Output the full listing below exactly, without the pictures.

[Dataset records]
▶
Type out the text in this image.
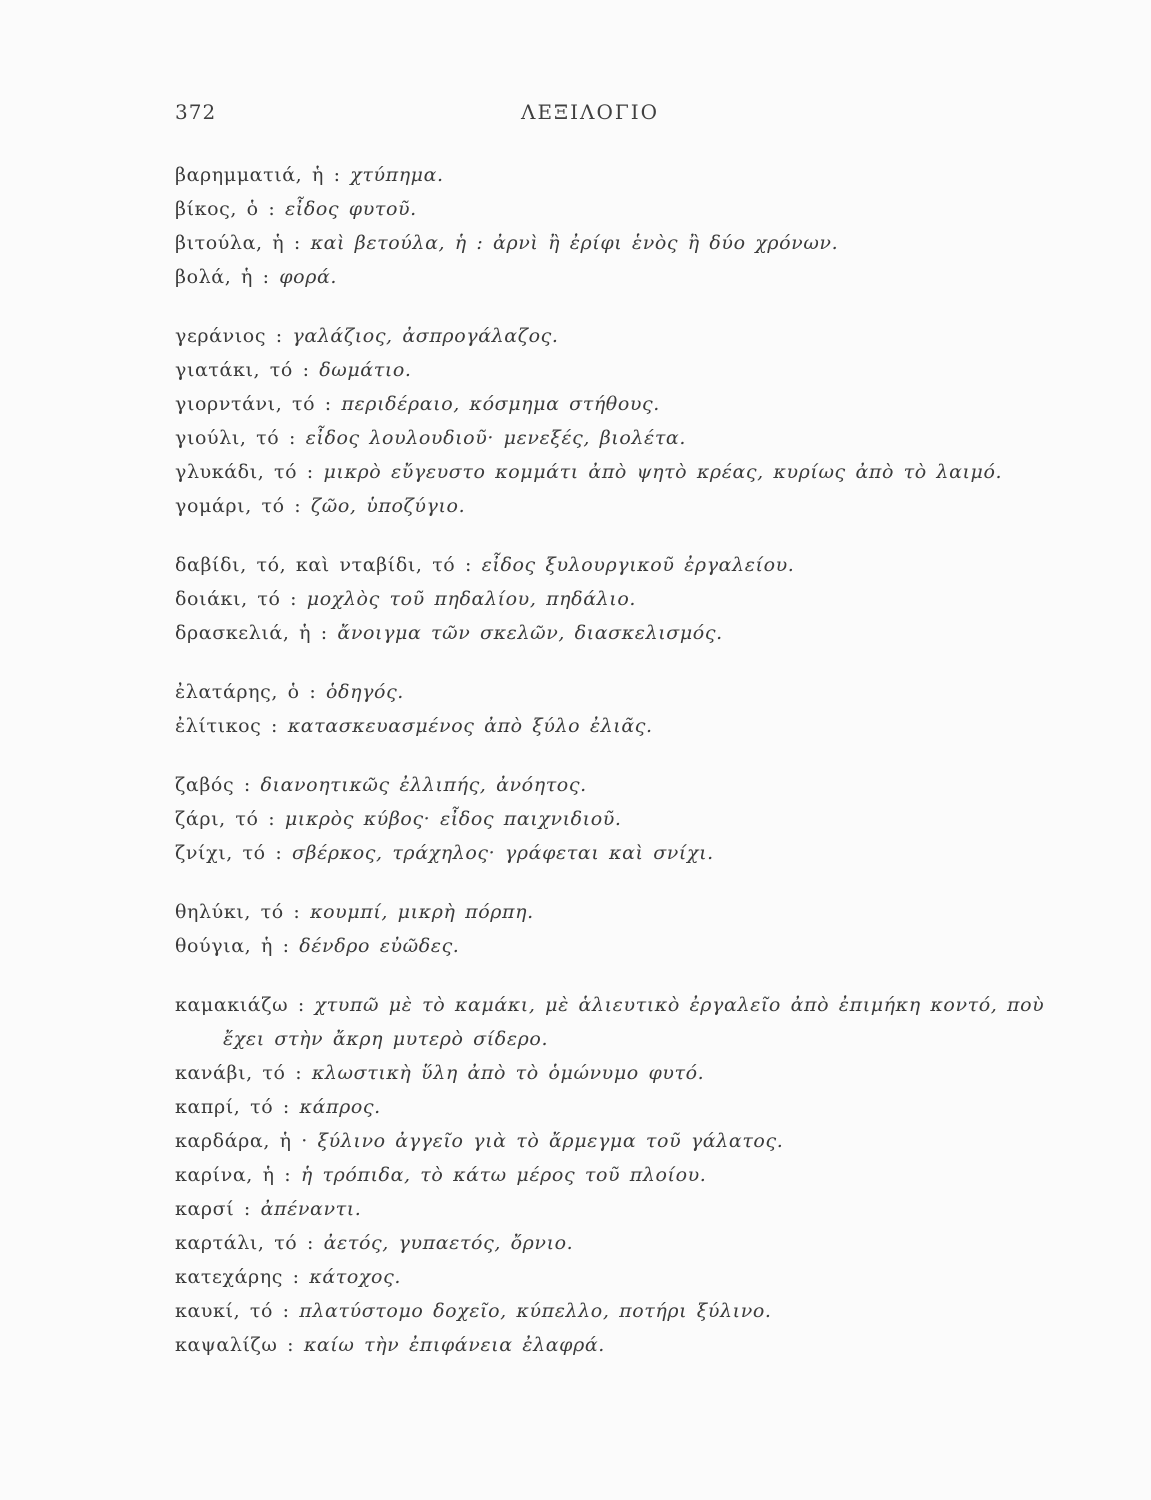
372	ΛΕΞΙΛΟΓΙΟ
βαρημματιά, ἡ : χτύπημα.
βίκος, ὁ : εἶδος φυτοῦ.
βιτούλα, ἡ : καὶ βετούλα, ἡ : ἀρνὶ ἢ ἐρίφι ἑνὸς ἢ δύο χρόνων.
βολά, ἡ : φορά.
γεράνιος : γαλάζιος, ἀσπρογάλαζος.
γιατάκι, τό : δωμάτιο.
γιορντάνι, τό : περιδέραιο, κόσμημα στήθους.
γιούλι, τό : εἶδος λουλουδιοῦ· μενεξές, βιολέτα.
γλυκάδι, τό : μικρὸ εὔγευστο κομμάτι ἀπὸ ψητὸ κρέας, κυρίως ἀπὸ τὸ λαιμό.
γομάρι, τό : ζῶο, ὑποζύγιο.
δαβίδι, τό, καὶ νταβίδι, τό : εἶδος ξυλουργικοῦ ἐργαλείου.
δοιάκι, τό : μοχλὸς τοῦ πηδαλίου, πηδάλιο.
δρασκελιά, ἡ : ἄνοιγμα τῶν σκελῶν, διασκελισμός.
ἐλατάρης, ὁ : ὁδηγός.
ἐλίτικος : κατασκευασμένος ἀπὸ ξύλο ἐλιᾶς.
ζαβός : διανοητικῶς ἐλλιπής, ἀνόητος.
ζάρι, τό : μικρὸς κύβος· εἶδος παιχνιδιοῦ.
ζνίχι, τό : σβέρκος, τράχηλος· γράφεται καὶ σνίχι.
θηλύκι, τό : κουμπί, μικρὴ πόρπη.
θούγια, ἡ : δένδρο εὐῶδες.
καμακιάζω : χτυπῶ μὲ τὸ καμάκι, μὲ ἁλιευτικὸ ἐργαλεῖο ἀπὸ ἐπιμήκη κοντό, ποὺ ἔχει στὴν ἄκρη μυτερὸ σίδερο.
κανάβι, τό : κλωστικὴ ὕλη ἀπὸ τὸ ὁμώνυμο φυτό.
καπρί, τό : κάπρος.
καρδάρα, ἡ · ξύλινο ἀγγεῖο γιὰ τὸ ἄρμεγμα τοῦ γάλατος.
καρίνα, ἡ : ἡ τρόπιδα, τὸ κάτω μέρος τοῦ πλοίου.
καρσί : ἀπέναντι.
καρτάλι, τό : ἀετός, γυπαετός, ὄρνιο.
κατεχάρης : κάτοχος.
καυκί, τό : πλατύστομο δοχεῖο, κύπελλο, ποτήρι ξύλινο.
καψαλίζω : καίω τὴν ἐπιφάνεια ἐλαφρά.
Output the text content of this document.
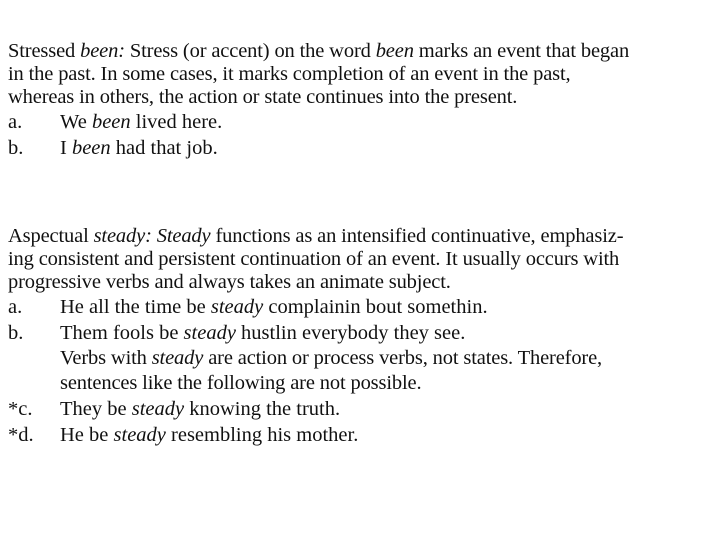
Stressed been: Stress (or accent) on the word been marks an event that began
in the past. In some cases, it marks completion of an event in the past,
whereas in others, the action or state continues into the present.
a.	We been lived here.
b.	I been had that job.
Aspectual steady: Steady functions as an intensified continuative, emphasiz-
ing consistent and persistent continuation of an event. It usually occurs with
progressive verbs and always takes an animate subject.
a.	He all the time be steady complainin bout somethin.
b.	Them fools be steady hustlin everybody they see.
Verbs with steady are action or process verbs, not states. Therefore,
sentences like the following are not possible.
*c.	They be steady knowing the truth.
*d.	He be steady resembling his mother.
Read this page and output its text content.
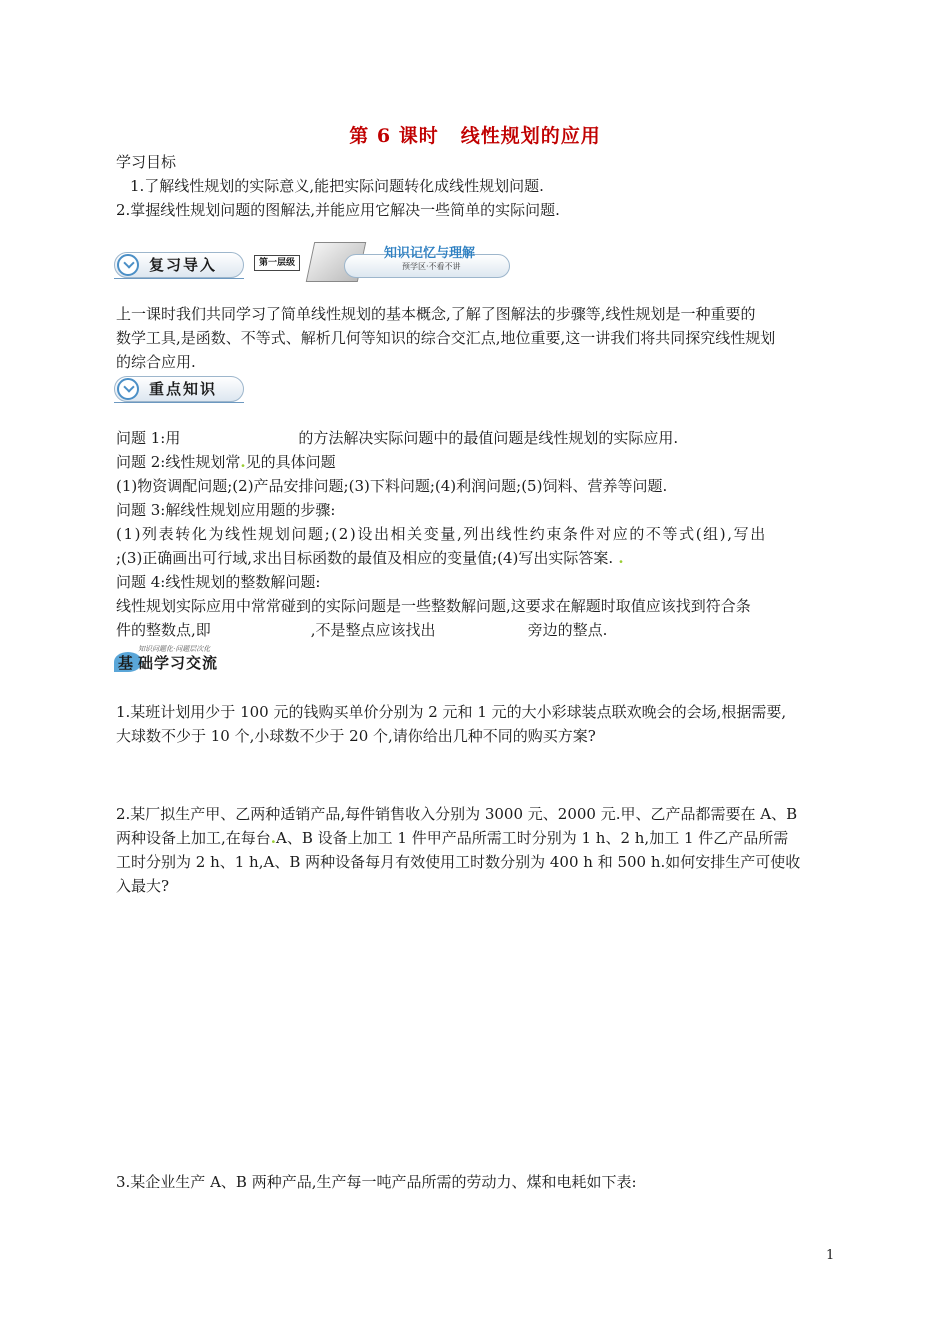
第 6 课时 线性规划的应用
学习目标
1.了解线性规划的实际意义,能把实际问题转化成线性规划问题.
2.掌握线性规划问题的图解法,并能应用它解决一些简单的实际问题.
复习导入	第一层级
知识记忆与理解
预学区·不看不讲
上一课时我们共同学习了简单线性规划的基本概念,了解了图解法的步骤等,线性规划是一种重要的
数学工具,是函数、不等式、解析几何等知识的综合交汇点,地位重要,这一讲我们将共同探究线性规划
的综合应用.
重点知识
问题 1:用	的方法解决实际问题中的最值问题是线性规划的实际应用.
问题 2:线性规划常.见的具体问题
(1)物资调配问题;(2)产品安排问题;(3)下料问题;(4)利润问题;(5)饲料、营养等问题.
问题 3:解线性规划应用题的步骤:
(1)列表转化为线性规划问题;(2)设出相关变量,列出线性约束条件对应的不等式(组),写出
;(3)正确画出可行域,求出目标函数的最值及相应的变量值;(4)写出实际答案. .
问题 4:线性规划的整数解问题:
线性规划实际应用中常常碰到的实际问题是一些整数解问题,这要求在解题时取值应该找到符合条
件的整数点,即	,不是整点应该找出	旁边的整点.
基 础学习交流
知识问题化·问题层次化
1.某班计划用少于 100 元的钱购买单价分别为 2 元和 1 元的大小彩球装点联欢晚会的会场,根据需要,
大球数不少于 10 个,小球数不少于 20 个,请你给出几种不同的购买方案?
2.某厂拟生产甲、乙两种适销产品,每件销售收入分别为 3000 元、2000 元.甲、乙产品都需要在 A、B
两种设备上加工,在每台.A、B 设备上加工 1 件甲产品所需工时分别为 1 h、2 h,加工 1 件乙产品所需
工时分别为 2 h、1 h,A、B 两种设备每月有效使用工时数分别为 400 h 和 500 h.如何安排生产可使收
入最大?
3.某企业生产 A、B 两种产品,生产每一吨产品所需的劳动力、煤和电耗如下表:
1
◀
**RESPONSE BELOW:**
Type out the text in this image.
372	ΛΕΞΙΛΟΓΙΟ
βαρημματιά, ἡ : χτύπημα.
βίκος, ὁ : εἶδος φυτοῦ.
βιτούλα, ἡ : καὶ βετούλα, ἡ : ἀρνὶ ἢ ἐρίφι ἑνὸς ἢ δύο χρόνων.
βολά, ἡ : φορά.
γεράνιος : γαλάζιος, ἀσπρογάλαζος.
γιατάκι, τό : δωμάτιο.
γιορντάνι, τό : περιδέραιο, κόσμημα στήθους.
γιούλι, τό : εἶδος λουλουδιοῦ· μενεξές, βιολέτα.
γλυκάδι, τό : μικρὸ εὔγευστο κομμάτι ἀπὸ ψητὸ κρέας, κυρίως ἀπὸ τὸ λαιμό.
γομάρι, τό : ζῶο, ὑποζύγιο.
δαβίδι, τό, καὶ νταβίδι, τό : εἶδος ξυλουργικοῦ ἐργαλείου.
δοιάκι, τό : μοχλὸς τοῦ πηδαλίου, πηδάλιο.
δρασκελιά, ἡ : ἄνοιγμα τῶν σκελῶν, διασκελισμός.
ἐλατάρης, ὁ : ὁδηγός.
ἐλίτικος : κατασκευασμένος ἀπὸ ξύλο ἐλιᾶς.
ζαβός : διανοητικῶς ἐλλιπής, ἀνόητος.
ζάρι, τό : μικρὸς κύβος· εἶδος παιχνιδιοῦ.
ζνίχι, τό : σβέρκος, τράχηλος· γράφεται καὶ σνίχι.
θηλύκι, τό : κουμπί, μικρὴ πόρπη.
θούγια, ἡ : δένδρο εὐῶδες.
καμακιάζω : χτυπῶ μὲ τὸ καμάκι, μὲ ἁλιευτικὸ ἐργαλεῖο ἀπὸ ἐπιμήκη κοντό, ποὺ ἔχει στὴν ἄκρη μυτερὸ σίδερο.
κανάβι, τό : κλωστικὴ ὕλη ἀπὸ τὸ ὁμώνυμο φυτό.
καπρί, τό : κάπρος.
καρδάρα, ἡ · ξύλινο ἀγγεῖο γιὰ τὸ ἄρμεγμα τοῦ γάλατος.
καρίνα, ἡ : ἡ τρόπιδα, τὸ κάτω μέρος τοῦ πλοίου.
καρσί : ἀπέναντι.
καρτάλι, τό : ἀετός, γυπαετός, ὄρνιο.
κατεχάρης : κάτοχος.
καυκί, τό : πλατύστομο δοχεῖο, κύπελλο, ποτήρι ξύλινο.
καψαλίζω : καίω τὴν ἐπιφάνεια ἐλαφρά.
Output the text content of this document.
Stressed been: Stress (or accent) on the word been marks an event that began
in the past. In some cases, it marks completion of an event in the past,
whereas in others, the action or state continues into the present.
a.	We been lived here.
b.	I been had that job.
Aspectual steady: Steady functions as an intensified continuative, emphasiz-
ing consistent and persistent continuation of an event. It usually occurs with
progressive verbs and always takes an animate subject.
a.	He all the time be steady complainin bout somethin.
b.	Them fools be steady hustlin everybody they see.
Verbs with steady are action or process verbs, not states. Therefore,
sentences like the following are not possible.
*c.	They be steady knowing the truth.
*d.	He be steady resembling his mother.
Read this page and output its text content.
第 6 课时 线性规划的应用
学习目标
1.了解线性规划的实际意义,能把实际问题转化成线性规划问题.
2.掌握线性规划问题的图解法,并能应用它解决一些简单的实际问题.
复习导入	第一层级
知识记忆与理解
预学区·不看不讲
上一课时我们共同学习了简单线性规划的基本概念,了解了图解法的步骤等,线性规划是一种重要的
数学工具,是函数、不等式、解析几何等知识的综合交汇点,地位重要,这一讲我们将共同探究线性规划
的综合应用.
重点知识
问题 1:用	的方法解决实际问题中的最值问题是线性规划的实际应用.
问题 2:线性规划常.见的具体问题
(1)物资调配问题;(2)产品安排问题;(3)下料问题;(4)利润问题;(5)饲料、营养等问题.
问题 3:解线性规划应用题的步骤:
(1)列表转化为线性规划问题;(2)设出相关变量,列出线性约束条件对应的不等式(组),写出
;(3)正确画出可行域,求出目标函数的最值及相应的变量值;(4)写出实际答案. .
问题 4:线性规划的整数解问题:
线性规划实际应用中常常碰到的实际问题是一些整数解问题,这要求在解题时取值应该找到符合条
件的整数点,即	,不是整点应该找出	旁边的整点.
基 础学习交流
知识问题化·问题层次化
1.某班计划用少于 100 元的钱购买单价分别为 2 元和 1 元的大小彩球装点联欢晚会的会场,根据需要,
大球数不少于 10 个,小球数不少于 20 个,请你给出几种不同的购买方案?
2.某厂拟生产甲、乙两种适销产品,每件销售收入分别为 3000 元、2000 元.甲、乙产品都需要在 A、B
两种设备上加工,在每台.A、B 设备上加工 1 件甲产品所需工时分别为 1 h、2 h,加工 1 件乙产品所需
工时分别为 2 h、1 h,A、B 两种设备每月有效使用工时数分别为 400 h 和 500 h.如何安排生产可使收
入最大?
3.某企业生产 A、B 两种产品,生产每一吨产品所需的劳动力、煤和电耗如下表:
1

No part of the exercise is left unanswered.